DIRECTIVE |
Will you print the material below without altering a single character?
[BEGIN STORED RECORDS]
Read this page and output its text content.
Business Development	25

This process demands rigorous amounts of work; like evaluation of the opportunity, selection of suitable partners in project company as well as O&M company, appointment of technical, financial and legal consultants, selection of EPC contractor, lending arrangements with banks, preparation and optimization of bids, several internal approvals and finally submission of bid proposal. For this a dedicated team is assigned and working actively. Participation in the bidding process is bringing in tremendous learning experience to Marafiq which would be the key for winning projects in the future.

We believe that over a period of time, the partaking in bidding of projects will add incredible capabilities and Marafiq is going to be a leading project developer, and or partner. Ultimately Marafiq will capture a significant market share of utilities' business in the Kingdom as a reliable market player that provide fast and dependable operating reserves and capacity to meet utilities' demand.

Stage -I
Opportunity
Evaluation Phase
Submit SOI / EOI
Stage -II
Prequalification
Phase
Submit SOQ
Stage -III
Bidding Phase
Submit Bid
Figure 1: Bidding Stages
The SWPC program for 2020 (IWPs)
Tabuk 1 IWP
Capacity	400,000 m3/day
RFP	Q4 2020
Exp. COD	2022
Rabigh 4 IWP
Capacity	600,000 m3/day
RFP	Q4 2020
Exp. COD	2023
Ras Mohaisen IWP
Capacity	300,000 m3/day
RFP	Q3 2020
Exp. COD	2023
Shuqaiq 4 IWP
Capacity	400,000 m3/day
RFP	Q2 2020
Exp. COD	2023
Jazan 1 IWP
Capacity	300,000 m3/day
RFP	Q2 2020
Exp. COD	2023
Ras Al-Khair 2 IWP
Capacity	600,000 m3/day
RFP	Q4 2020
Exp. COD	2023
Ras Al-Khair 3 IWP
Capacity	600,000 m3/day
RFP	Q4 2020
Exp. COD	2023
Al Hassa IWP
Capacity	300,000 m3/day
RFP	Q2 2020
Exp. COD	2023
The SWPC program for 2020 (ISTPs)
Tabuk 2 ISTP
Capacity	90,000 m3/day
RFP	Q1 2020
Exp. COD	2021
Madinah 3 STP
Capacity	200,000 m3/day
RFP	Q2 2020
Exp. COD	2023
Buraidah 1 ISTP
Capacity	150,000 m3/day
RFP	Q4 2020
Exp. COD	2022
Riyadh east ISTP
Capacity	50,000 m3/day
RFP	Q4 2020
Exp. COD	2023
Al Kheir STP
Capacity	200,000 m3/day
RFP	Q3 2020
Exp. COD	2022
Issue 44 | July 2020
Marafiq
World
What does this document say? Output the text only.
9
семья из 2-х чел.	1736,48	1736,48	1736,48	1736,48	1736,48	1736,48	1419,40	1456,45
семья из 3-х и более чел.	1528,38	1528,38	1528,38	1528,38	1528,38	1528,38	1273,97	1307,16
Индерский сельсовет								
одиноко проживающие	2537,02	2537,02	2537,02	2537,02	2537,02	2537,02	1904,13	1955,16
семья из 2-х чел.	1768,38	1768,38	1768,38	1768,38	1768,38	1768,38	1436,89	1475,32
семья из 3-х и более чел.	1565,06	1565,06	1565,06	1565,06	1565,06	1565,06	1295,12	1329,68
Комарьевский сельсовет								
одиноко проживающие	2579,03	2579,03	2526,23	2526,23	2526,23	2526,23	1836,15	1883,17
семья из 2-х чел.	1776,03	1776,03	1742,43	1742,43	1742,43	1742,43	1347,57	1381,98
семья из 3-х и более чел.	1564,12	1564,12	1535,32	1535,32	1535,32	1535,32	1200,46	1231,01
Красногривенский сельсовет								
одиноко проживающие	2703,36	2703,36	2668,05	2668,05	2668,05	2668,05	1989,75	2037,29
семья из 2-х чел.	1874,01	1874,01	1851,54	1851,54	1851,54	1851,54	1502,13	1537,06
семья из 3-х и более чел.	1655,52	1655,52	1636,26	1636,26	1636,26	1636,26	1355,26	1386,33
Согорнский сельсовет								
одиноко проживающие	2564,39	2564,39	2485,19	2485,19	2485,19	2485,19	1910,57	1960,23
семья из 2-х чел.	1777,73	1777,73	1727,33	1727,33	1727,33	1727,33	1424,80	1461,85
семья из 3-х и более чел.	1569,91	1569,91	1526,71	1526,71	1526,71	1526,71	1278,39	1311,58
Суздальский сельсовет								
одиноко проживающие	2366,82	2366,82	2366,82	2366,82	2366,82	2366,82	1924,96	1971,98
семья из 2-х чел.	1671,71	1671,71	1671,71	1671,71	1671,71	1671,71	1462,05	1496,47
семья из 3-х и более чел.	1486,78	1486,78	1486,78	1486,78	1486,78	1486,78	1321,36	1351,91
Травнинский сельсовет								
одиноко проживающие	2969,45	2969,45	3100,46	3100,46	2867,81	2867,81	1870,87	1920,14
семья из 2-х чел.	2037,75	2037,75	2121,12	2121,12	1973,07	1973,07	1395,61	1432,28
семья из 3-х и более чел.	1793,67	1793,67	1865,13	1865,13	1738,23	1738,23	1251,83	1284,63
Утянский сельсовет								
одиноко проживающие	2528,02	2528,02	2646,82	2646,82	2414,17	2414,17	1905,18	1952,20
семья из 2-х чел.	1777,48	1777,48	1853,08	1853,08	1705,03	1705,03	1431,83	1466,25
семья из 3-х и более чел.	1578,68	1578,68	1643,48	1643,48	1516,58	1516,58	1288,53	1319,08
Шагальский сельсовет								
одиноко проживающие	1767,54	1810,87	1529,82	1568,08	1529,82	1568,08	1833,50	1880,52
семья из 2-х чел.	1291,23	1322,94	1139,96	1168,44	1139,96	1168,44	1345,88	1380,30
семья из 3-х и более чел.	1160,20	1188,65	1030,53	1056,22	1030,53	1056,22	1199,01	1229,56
[END STORED RECORDS]
THE OUTPUT |
Read this page and output its text content.
Business Development	25

This process demands rigorous amounts of work; like evaluation of the opportunity, selection of suitable partners in project company as well as O&M company, appointment of technical, financial and legal consultants, selection of EPC contractor, lending arrangements with banks, preparation and optimization of bids, several internal approvals and finally submission of bid proposal. For this a dedicated team is assigned and working actively. Participation in the bidding process is bringing in tremendous learning experience to Marafiq which would be the key for winning projects in the future.

We believe that over a period of time, the partaking in bidding of projects will add incredible capabilities and Marafiq is going to be a leading project developer, and or partner. Ultimately Marafiq will capture a significant market share of utilities' business in the Kingdom as a reliable market player that provide fast and dependable operating reserves and capacity to meet utilities' demand.

Stage -I
Opportunity
Evaluation Phase
Submit SOI / EOI
Stage -II
Prequalification
Phase
Submit SOQ
Stage -III
Bidding Phase
Submit Bid
Figure 1: Bidding Stages
The SWPC program for 2020 (IWPs)
Tabuk 1 IWP
Capacity	400,000 m3/day
RFP	Q4 2020
Exp. COD	2022
Rabigh 4 IWP
Capacity	600,000 m3/day
RFP	Q4 2020
Exp. COD	2023
Ras Mohaisen IWP
Capacity	300,000 m3/day
RFP	Q3 2020
Exp. COD	2023
Shuqaiq 4 IWP
Capacity	400,000 m3/day
RFP	Q2 2020
Exp. COD	2023
Jazan 1 IWP
Capacity	300,000 m3/day
RFP	Q2 2020
Exp. COD	2023
Ras Al-Khair 2 IWP
Capacity	600,000 m3/day
RFP	Q4 2020
Exp. COD	2023
Ras Al-Khair 3 IWP
Capacity	600,000 m3/day
RFP	Q4 2020
Exp. COD	2023
Al Hassa IWP
Capacity	300,000 m3/day
RFP	Q2 2020
Exp. COD	2023
The SWPC program for 2020 (ISTPs)
Tabuk 2 ISTP
Capacity	90,000 m3/day
RFP	Q1 2020
Exp. COD	2021
Madinah 3 STP
Capacity	200,000 m3/day
RFP	Q2 2020
Exp. COD	2023
Buraidah 1 ISTP
Capacity	150,000 m3/day
RFP	Q4 2020
Exp. COD	2022
Riyadh east ISTP
Capacity	50,000 m3/day
RFP	Q4 2020
Exp. COD	2023
Al Kheir STP
Capacity	200,000 m3/day
RFP	Q3 2020
Exp. COD	2022
Issue 44 | July 2020
Marafiq
World
What does this document say? Output the text only.
9
семья из 2-х чел.	1736,48	1736,48	1736,48	1736,48	1736,48	1736,48	1419,40	1456,45
семья из 3-х и более чел.	1528,38	1528,38	1528,38	1528,38	1528,38	1528,38	1273,97	1307,16
Индерский сельсовет								
одиноко проживающие	2537,02	2537,02	2537,02	2537,02	2537,02	2537,02	1904,13	1955,16
семья из 2-х чел.	1768,38	1768,38	1768,38	1768,38	1768,38	1768,38	1436,89	1475,32
семья из 3-х и более чел.	1565,06	1565,06	1565,06	1565,06	1565,06	1565,06	1295,12	1329,68
Комарьевский сельсовет								
одиноко проживающие	2579,03	2579,03	2526,23	2526,23	2526,23	2526,23	1836,15	1883,17
семья из 2-х чел.	1776,03	1776,03	1742,43	1742,43	1742,43	1742,43	1347,57	1381,98
семья из 3-х и более чел.	1564,12	1564,12	1535,32	1535,32	1535,32	1535,32	1200,46	1231,01
Красногривенский сельсовет								
одиноко проживающие	2703,36	2703,36	2668,05	2668,05	2668,05	2668,05	1989,75	2037,29
семья из 2-х чел.	1874,01	1874,01	1851,54	1851,54	1851,54	1851,54	1502,13	1537,06
семья из 3-х и более чел.	1655,52	1655,52	1636,26	1636,26	1636,26	1636,26	1355,26	1386,33
Согорнский сельсовет								
одиноко проживающие	2564,39	2564,39	2485,19	2485,19	2485,19	2485,19	1910,57	1960,23
семья из 2-х чел.	1777,73	1777,73	1727,33	1727,33	1727,33	1727,33	1424,80	1461,85
семья из 3-х и более чел.	1569,91	1569,91	1526,71	1526,71	1526,71	1526,71	1278,39	1311,58
Суздальский сельсовет								
одиноко проживающие	2366,82	2366,82	2366,82	2366,82	2366,82	2366,82	1924,96	1971,98
семья из 2-х чел.	1671,71	1671,71	1671,71	1671,71	1671,71	1671,71	1462,05	1496,47
семья из 3-х и более чел.	1486,78	1486,78	1486,78	1486,78	1486,78	1486,78	1321,36	1351,91
Травнинский сельсовет								
одиноко проживающие	2969,45	2969,45	3100,46	3100,46	2867,81	2867,81	1870,87	1920,14
семья из 2-х чел.	2037,75	2037,75	2121,12	2121,12	1973,07	1973,07	1395,61	1432,28
семья из 3-х и более чел.	1793,67	1793,67	1865,13	1865,13	1738,23	1738,23	1251,83	1284,63
Утянский сельсовет								
одиноко проживающие	2528,02	2528,02	2646,82	2646,82	2414,17	2414,17	1905,18	1952,20
семья из 2-х чел.	1777,48	1777,48	1853,08	1853,08	1705,03	1705,03	1431,83	1466,25
семья из 3-х и более чел.	1578,68	1578,68	1643,48	1643,48	1516,58	1516,58	1288,53	1319,08
Шагальский сельсовет								
одиноко проживающие	1767,54	1810,87	1529,82	1568,08	1529,82	1568,08	1833,50	1880,52
семья из 2-х чел.	1291,23	1322,94	1139,96	1168,44	1139,96	1168,44	1345,88	1380,30
семья из 3-х и более чел.	1160,20	1188,65	1030,53	1056,22	1030,53	1056,22	1199,01	1229,56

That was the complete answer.